[Data shown]
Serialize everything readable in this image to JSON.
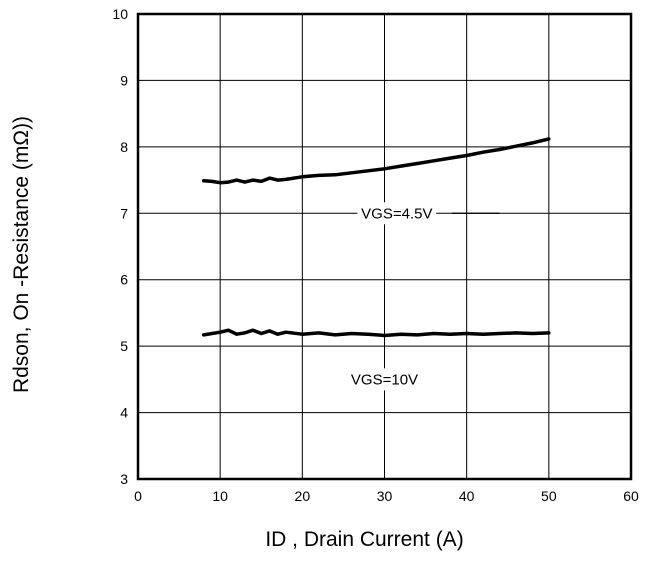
{
  "chart_data": {
    "type": "line",
    "title": "",
    "xlabel": "ID , Drain Current (A)",
    "ylabel": "Rdson, On -Resistance (mΩ))",
    "xlim": [
      0,
      60
    ],
    "ylim": [
      3,
      10
    ],
    "xticks": [
      0,
      10,
      20,
      30,
      40,
      50,
      60
    ],
    "yticks": [
      3,
      4,
      5,
      6,
      7,
      8,
      9,
      10
    ],
    "grid": true,
    "series": [
      {
        "name": "VGS=4.5V",
        "color": "#000000",
        "x": [
          8,
          9,
          10,
          11,
          12,
          13,
          14,
          15,
          16,
          17,
          18,
          20,
          22,
          24,
          26,
          28,
          30,
          32,
          34,
          36,
          38,
          40,
          42,
          44,
          46,
          48,
          50
        ],
        "y": [
          7.49,
          7.48,
          7.46,
          7.47,
          7.5,
          7.47,
          7.5,
          7.48,
          7.53,
          7.5,
          7.51,
          7.55,
          7.57,
          7.58,
          7.61,
          7.64,
          7.67,
          7.71,
          7.75,
          7.79,
          7.83,
          7.87,
          7.92,
          7.96,
          8.01,
          8.06,
          8.12
        ]
      },
      {
        "name": "VGS=10V",
        "color": "#000000",
        "x": [
          8,
          10,
          11,
          12,
          13,
          14,
          15,
          16,
          17,
          18,
          20,
          22,
          24,
          26,
          28,
          30,
          32,
          34,
          36,
          38,
          40,
          42,
          44,
          46,
          48,
          50
        ],
        "y": [
          5.17,
          5.21,
          5.24,
          5.18,
          5.2,
          5.24,
          5.19,
          5.23,
          5.18,
          5.21,
          5.18,
          5.2,
          5.17,
          5.19,
          5.18,
          5.16,
          5.18,
          5.17,
          5.19,
          5.18,
          5.19,
          5.18,
          5.19,
          5.2,
          5.19,
          5.2
        ]
      }
    ],
    "annotations": [
      {
        "text": "VGS=4.5V",
        "x": 31.5,
        "y": 7.0,
        "line_from": 38.2,
        "line_to": 44
      },
      {
        "text": "VGS=10V",
        "x": 30,
        "y": 4.5
      }
    ]
  }
}
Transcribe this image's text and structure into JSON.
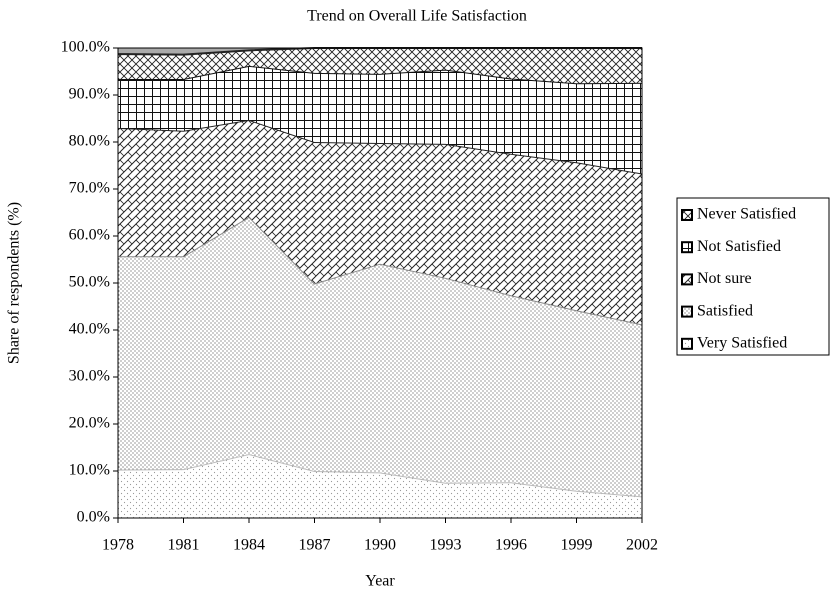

[Your objective]
Transcribe every entry word for word, but omit the pictures.

[The reply]
Serialize everything readable in this image to JSON.
{
  "chart_data": {
    "type": "line",
    "title": "",
    "xlabel": "ID , Drain Current (A)",
    "ylabel": "Rdson, On -Resistance (mΩ))",
    "xlim": [
      0,
      60
    ],
    "ylim": [
      3,
      10
    ],
    "xticks": [
      0,
      10,
      20,
      30,
      40,
      50,
      60
    ],
    "yticks": [
      3,
      4,
      5,
      6,
      7,
      8,
      9,
      10
    ],
    "grid": true,
    "series": [
      {
        "name": "VGS=4.5V",
        "color": "#000000",
        "x": [
          8,
          9,
          10,
          11,
          12,
          13,
          14,
          15,
          16,
          17,
          18,
          20,
          22,
          24,
          26,
          28,
          30,
          32,
          34,
          36,
          38,
          40,
          42,
          44,
          46,
          48,
          50
        ],
        "y": [
          7.49,
          7.48,
          7.46,
          7.47,
          7.5,
          7.47,
          7.5,
          7.48,
          7.53,
          7.5,
          7.51,
          7.55,
          7.57,
          7.58,
          7.61,
          7.64,
          7.67,
          7.71,
          7.75,
          7.79,
          7.83,
          7.87,
          7.92,
          7.96,
          8.01,
          8.06,
          8.12
        ]
      },
      {
        "name": "VGS=10V",
        "color": "#000000",
        "x": [
          8,
          10,
          11,
          12,
          13,
          14,
          15,
          16,
          17,
          18,
          20,
          22,
          24,
          26,
          28,
          30,
          32,
          34,
          36,
          38,
          40,
          42,
          44,
          46,
          48,
          50
        ],
        "y": [
          5.17,
          5.21,
          5.24,
          5.18,
          5.2,
          5.24,
          5.19,
          5.23,
          5.18,
          5.21,
          5.18,
          5.2,
          5.17,
          5.19,
          5.18,
          5.16,
          5.18,
          5.17,
          5.19,
          5.18,
          5.19,
          5.18,
          5.19,
          5.2,
          5.19,
          5.2
        ]
      }
    ],
    "annotations": [
      {
        "text": "VGS=4.5V",
        "x": 31.5,
        "y": 7.0,
        "line_from": 38.2,
        "line_to": 44
      },
      {
        "text": "VGS=10V",
        "x": 30,
        "y": 4.5
      }
    ]
  }
}
Transcribe this image's text and structure into JSON.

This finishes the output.